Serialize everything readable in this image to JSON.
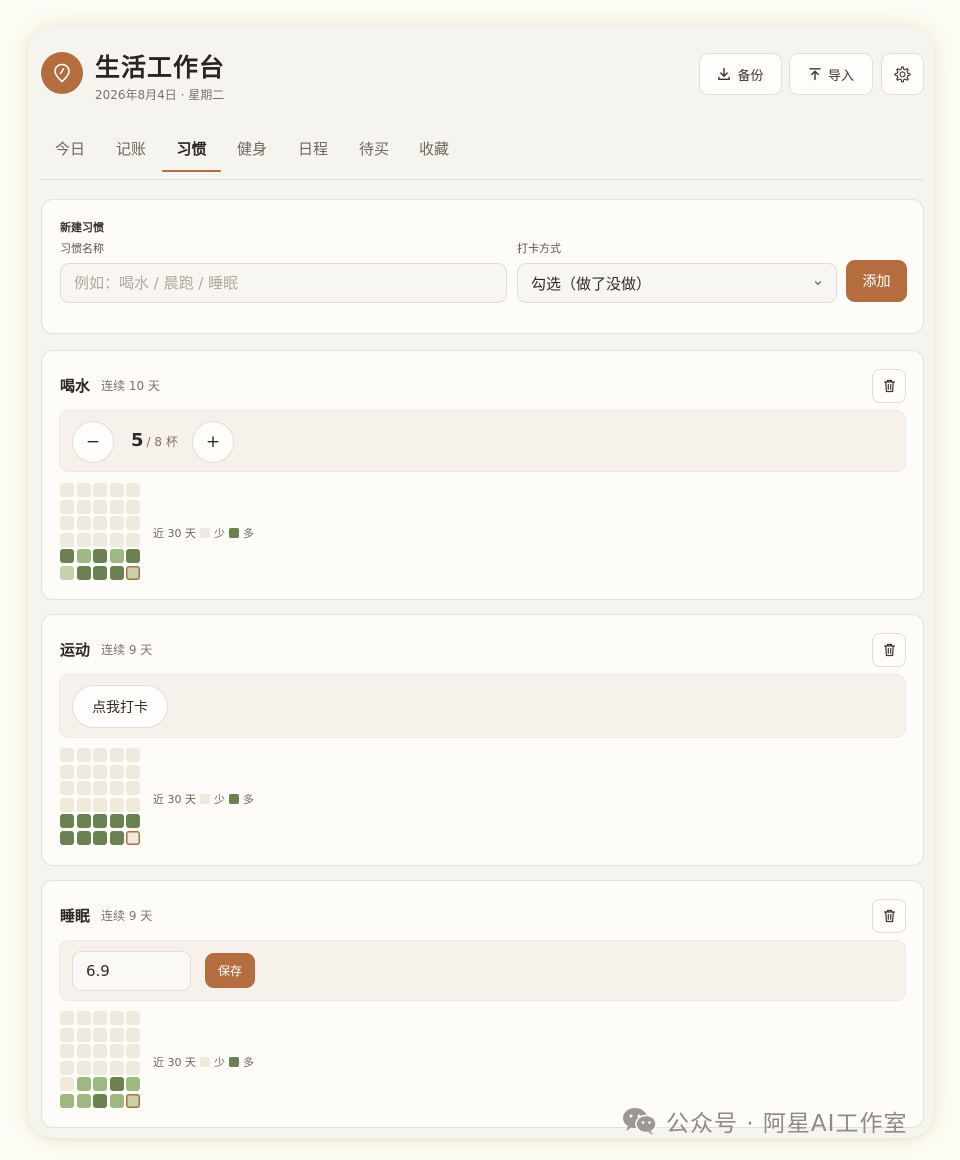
{
  "header": {
    "title": "生活工作台",
    "date": "2026年8月4日 · 星期二",
    "backup_label": "备份",
    "import_label": "导入"
  },
  "tabs": [
    {
      "label": "今日",
      "active": false
    },
    {
      "label": "记账",
      "active": false
    },
    {
      "label": "习惯",
      "active": true
    },
    {
      "label": "健身",
      "active": false
    },
    {
      "label": "日程",
      "active": false
    },
    {
      "label": "待买",
      "active": false
    },
    {
      "label": "收藏",
      "active": false
    }
  ],
  "new_habit": {
    "section_title": "新建习惯",
    "name_label": "习惯名称",
    "name_placeholder": "例如：喝水 / 晨跑 / 睡眠",
    "mode_label": "打卡方式",
    "mode_value": "勾选（做了没做）",
    "add_label": "添加"
  },
  "legend": {
    "prefix": "近 30 天",
    "low": "少",
    "high": "多"
  },
  "habits": [
    {
      "name": "喝水",
      "streak": "连续 10 天",
      "count": "5",
      "goal": "/ 8 杯",
      "minus": "−",
      "plus": "+",
      "heatmap": [
        0,
        0,
        0,
        0,
        0,
        0,
        0,
        0,
        0,
        0,
        0,
        0,
        0,
        0,
        0,
        0,
        0,
        0,
        0,
        0,
        3,
        2,
        3,
        2,
        3,
        1,
        3,
        3,
        3,
        1
      ]
    },
    {
      "name": "运动",
      "streak": "连续 9 天",
      "checkin_label": "点我打卡",
      "heatmap": [
        0,
        0,
        0,
        0,
        0,
        0,
        0,
        0,
        0,
        0,
        0,
        0,
        0,
        0,
        0,
        0,
        0,
        0,
        0,
        0,
        3,
        3,
        3,
        3,
        3,
        3,
        3,
        3,
        3,
        0
      ]
    },
    {
      "name": "睡眠",
      "streak": "连续 9 天",
      "value": "6.9",
      "save_label": "保存",
      "heatmap": [
        0,
        0,
        0,
        0,
        0,
        0,
        0,
        0,
        0,
        0,
        0,
        0,
        0,
        0,
        0,
        0,
        0,
        0,
        0,
        0,
        0,
        2,
        2,
        3,
        2,
        2,
        2,
        3,
        2,
        1
      ]
    }
  ],
  "heat_colors": {
    "empty": "#efe9de",
    "l1": "#c3d2ad",
    "l2": "#9fb881",
    "l3": "#6b8152",
    "accent": "#b56d3f"
  },
  "watermark": "公众号 · 阿星AI工作室"
}
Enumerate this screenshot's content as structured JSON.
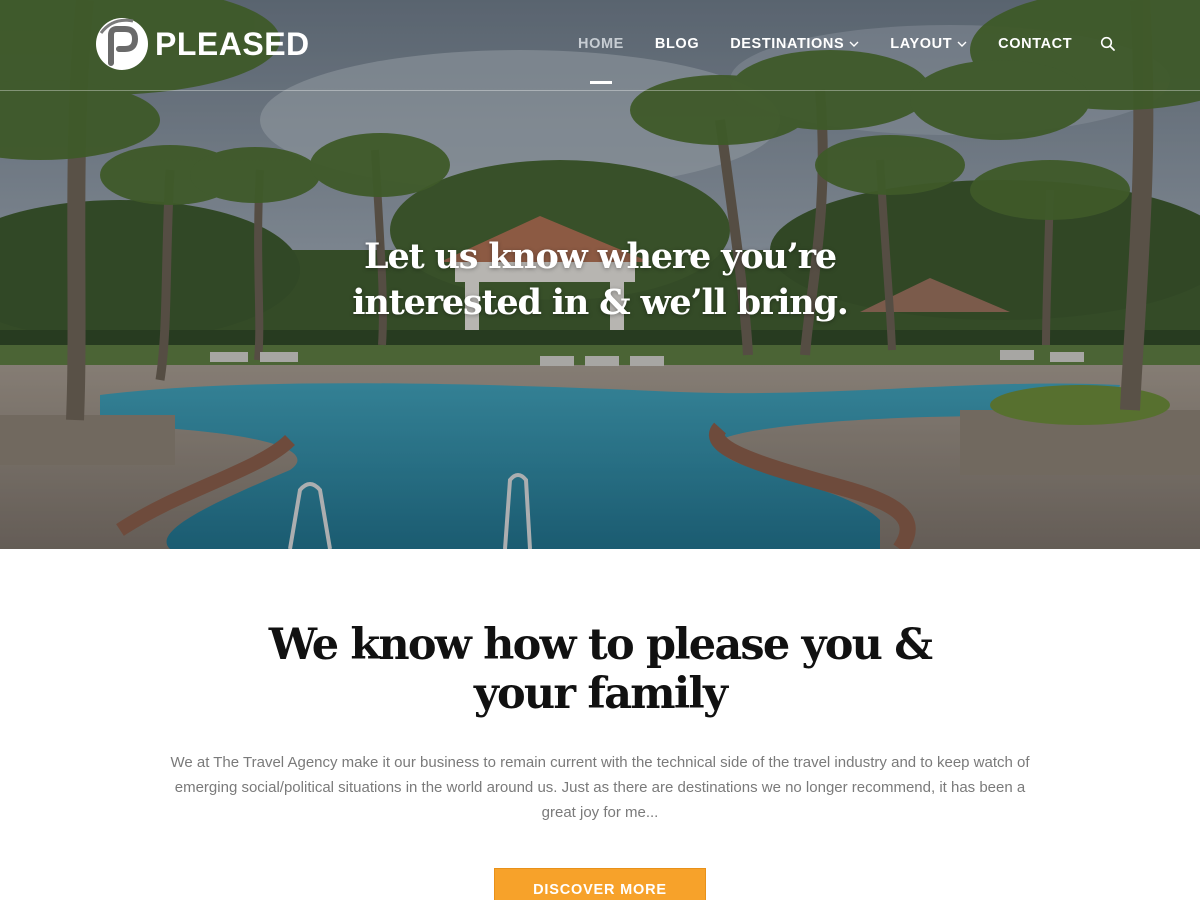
{
  "brand": {
    "logo_icon": "pleased-p-logo-icon",
    "name": "PLEASED"
  },
  "nav": {
    "items": [
      {
        "label": "HOME",
        "active": true,
        "has_dropdown": false
      },
      {
        "label": "BLOG",
        "active": false,
        "has_dropdown": false
      },
      {
        "label": "DESTINATIONS",
        "active": false,
        "has_dropdown": true
      },
      {
        "label": "LAYOUT",
        "active": false,
        "has_dropdown": true
      },
      {
        "label": "CONTACT",
        "active": false,
        "has_dropdown": false
      }
    ],
    "search_icon": "search-icon",
    "dropdown_icon": "chevron-down-icon"
  },
  "hero": {
    "title": "Let us know where you’re interested in & we’ll bring.",
    "image": "resort-pool-with-palm-trees"
  },
  "intro": {
    "heading": "We know how to please you & your family",
    "text": "We at The Travel Agency make it our business to remain current with the technical side of the travel industry and to keep watch of emerging social/political situations in the world around us. Just as there are destinations we no longer recommend, it has been a great joy for me...",
    "button_label": "DISCOVER MORE"
  },
  "colors": {
    "accent": "#f7a22a",
    "heading": "#111111",
    "body_text": "#7a7a7a"
  }
}
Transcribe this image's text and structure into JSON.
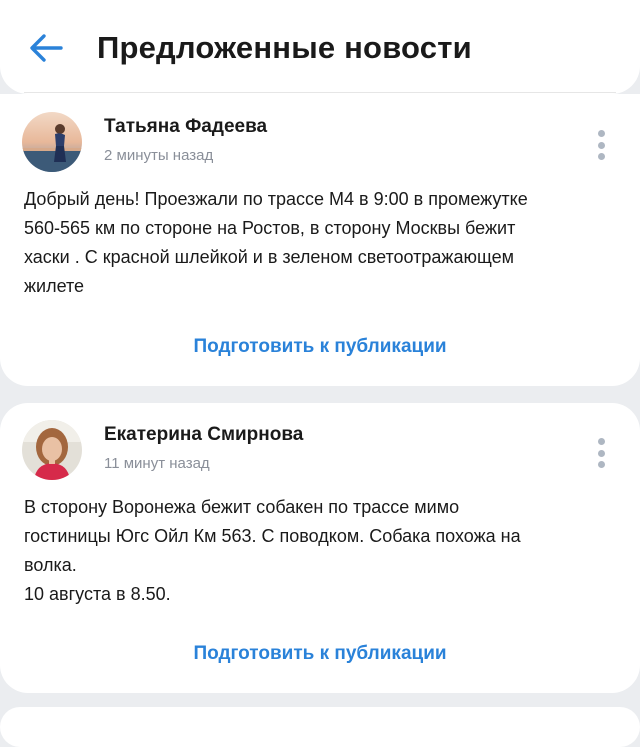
{
  "header": {
    "back_icon": "arrow-left-icon",
    "title": "Предложенные новости",
    "accent_color": "#2a82d9"
  },
  "posts": [
    {
      "author": "Татьяна Фадеева",
      "time": "2 минуты назад",
      "text_lines": [
        "Добрый день! Проезжали по трассе М4 в 9:00 в промежутке",
        "560-565 км по стороне на Ростов, в сторону Москвы бежит",
        "хаски . С красной шлейкой и в зеленом светоотражающем",
        "жилете"
      ],
      "action": "Подготовить к публикации"
    },
    {
      "author": "Екатерина Смирнова",
      "time": "11 минут назад",
      "text_lines": [
        "В сторону Воронежа бежит собакен по трассе мимо",
        "гостиницы Югс Ойл Км 563. С поводком. Собака похожа на",
        "волка.",
        "10 августа в 8.50."
      ],
      "action": "Подготовить к публикации"
    }
  ]
}
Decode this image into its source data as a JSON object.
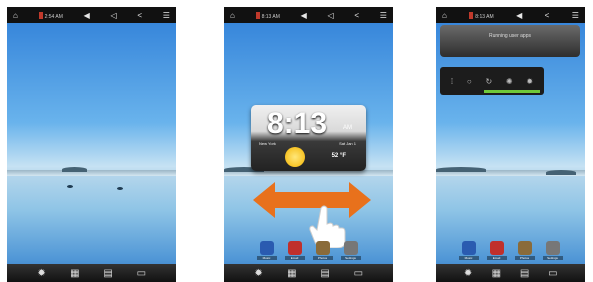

**Task goal:** Print the entries above exactly, taking out only the pictures.

**Solution:**
Serialize everything readable in this image to JSON.
{
  "header": {
    "title": "生活工作台",
    "date": "2026年8月4日 · 星期二",
    "backup_label": "备份",
    "import_label": "导入"
  },
  "tabs": [
    {
      "label": "今日",
      "active": false
    },
    {
      "label": "记账",
      "active": false
    },
    {
      "label": "习惯",
      "active": true
    },
    {
      "label": "健身",
      "active": false
    },
    {
      "label": "日程",
      "active": false
    },
    {
      "label": "待买",
      "active": false
    },
    {
      "label": "收藏",
      "active": false
    }
  ],
  "new_habit": {
    "section_title": "新建习惯",
    "name_label": "习惯名称",
    "name_placeholder": "例如：喝水 / 晨跑 / 睡眠",
    "mode_label": "打卡方式",
    "mode_value": "勾选（做了没做）",
    "add_label": "添加"
  },
  "legend": {
    "prefix": "近 30 天",
    "low": "少",
    "high": "多"
  },
  "habits": [
    {
      "name": "喝水",
      "streak": "连续 10 天",
      "count": "5",
      "goal": "/ 8 杯",
      "minus": "−",
      "plus": "+",
      "heatmap": [
        0,
        0,
        0,
        0,
        0,
        0,
        0,
        0,
        0,
        0,
        0,
        0,
        0,
        0,
        0,
        0,
        0,
        0,
        0,
        0,
        3,
        2,
        3,
        2,
        3,
        1,
        3,
        3,
        3,
        1
      ]
    },
    {
      "name": "运动",
      "streak": "连续 9 天",
      "checkin_label": "点我打卡",
      "heatmap": [
        0,
        0,
        0,
        0,
        0,
        0,
        0,
        0,
        0,
        0,
        0,
        0,
        0,
        0,
        0,
        0,
        0,
        0,
        0,
        0,
        3,
        3,
        3,
        3,
        3,
        3,
        3,
        3,
        3,
        0
      ]
    },
    {
      "name": "睡眠",
      "streak": "连续 9 天",
      "value": "6.9",
      "save_label": "保存",
      "heatmap": [
        0,
        0,
        0,
        0,
        0,
        0,
        0,
        0,
        0,
        0,
        0,
        0,
        0,
        0,
        0,
        0,
        0,
        0,
        0,
        0,
        0,
        2,
        2,
        3,
        2,
        2,
        2,
        3,
        2,
        1
      ]
    }
  ],
  "heat_colors": {
    "empty": "#efe9de",
    "l1": "#c3d2ad",
    "l2": "#9fb881",
    "l3": "#6b8152",
    "accent": "#b56d3f"
  },
  "watermark": "公众号 · 阿星AI工作室"
}
Enumerate this screenshot's content as structured JSON.
{
  "brand": {
    "logo_icon": "pleased-p-logo-icon",
    "name": "PLEASED"
  },
  "nav": {
    "items": [
      {
        "label": "HOME",
        "active": true,
        "has_dropdown": false
      },
      {
        "label": "BLOG",
        "active": false,
        "has_dropdown": false
      },
      {
        "label": "DESTINATIONS",
        "active": false,
        "has_dropdown": true
      },
      {
        "label": "LAYOUT",
        "active": false,
        "has_dropdown": true
      },
      {
        "label": "CONTACT",
        "active": false,
        "has_dropdown": false
      }
    ],
    "search_icon": "search-icon",
    "dropdown_icon": "chevron-down-icon"
  },
  "hero": {
    "title": "Let us know where you’re interested in & we’ll bring.",
    "image": "resort-pool-with-palm-trees"
  },
  "intro": {
    "heading": "We know how to please you & your family",
    "text": "We at The Travel Agency make it our business to remain current with the technical side of the travel industry and to keep watch of emerging social/political situations in the world around us. Just as there are destinations we no longer recommend, it has been a great joy for me...",
    "button_label": "DISCOVER MORE"
  },
  "colors": {
    "accent": "#f7a22a",
    "heading": "#111111",
    "body_text": "#7a7a7a"
  }
}
Transcribe this image's text and structure into JSON.
{
  "header": {
    "back_icon": "arrow-left-icon",
    "title": "Предложенные новости",
    "accent_color": "#2a82d9"
  },
  "posts": [
    {
      "author": "Татьяна Фадеева",
      "time": "2 минуты назад",
      "text_lines": [
        "Добрый день! Проезжали по трассе М4 в 9:00 в промежутке",
        "560-565 км по стороне на Ростов, в сторону Москвы бежит",
        "хаски . С красной шлейкой и в зеленом светоотражающем",
        "жилете"
      ],
      "action": "Подготовить к публикации"
    },
    {
      "author": "Екатерина Смирнова",
      "time": "11 минут назад",
      "text_lines": [
        "В сторону Воронежа бежит собакен по трассе мимо",
        "гостиницы Югс Ойл Км 563. С поводком. Собака похожа на",
        "волка.",
        "10 августа в 8.50."
      ],
      "action": "Подготовить к публикации"
    }
  ]
}
Decode this image into its source data as a JSON object.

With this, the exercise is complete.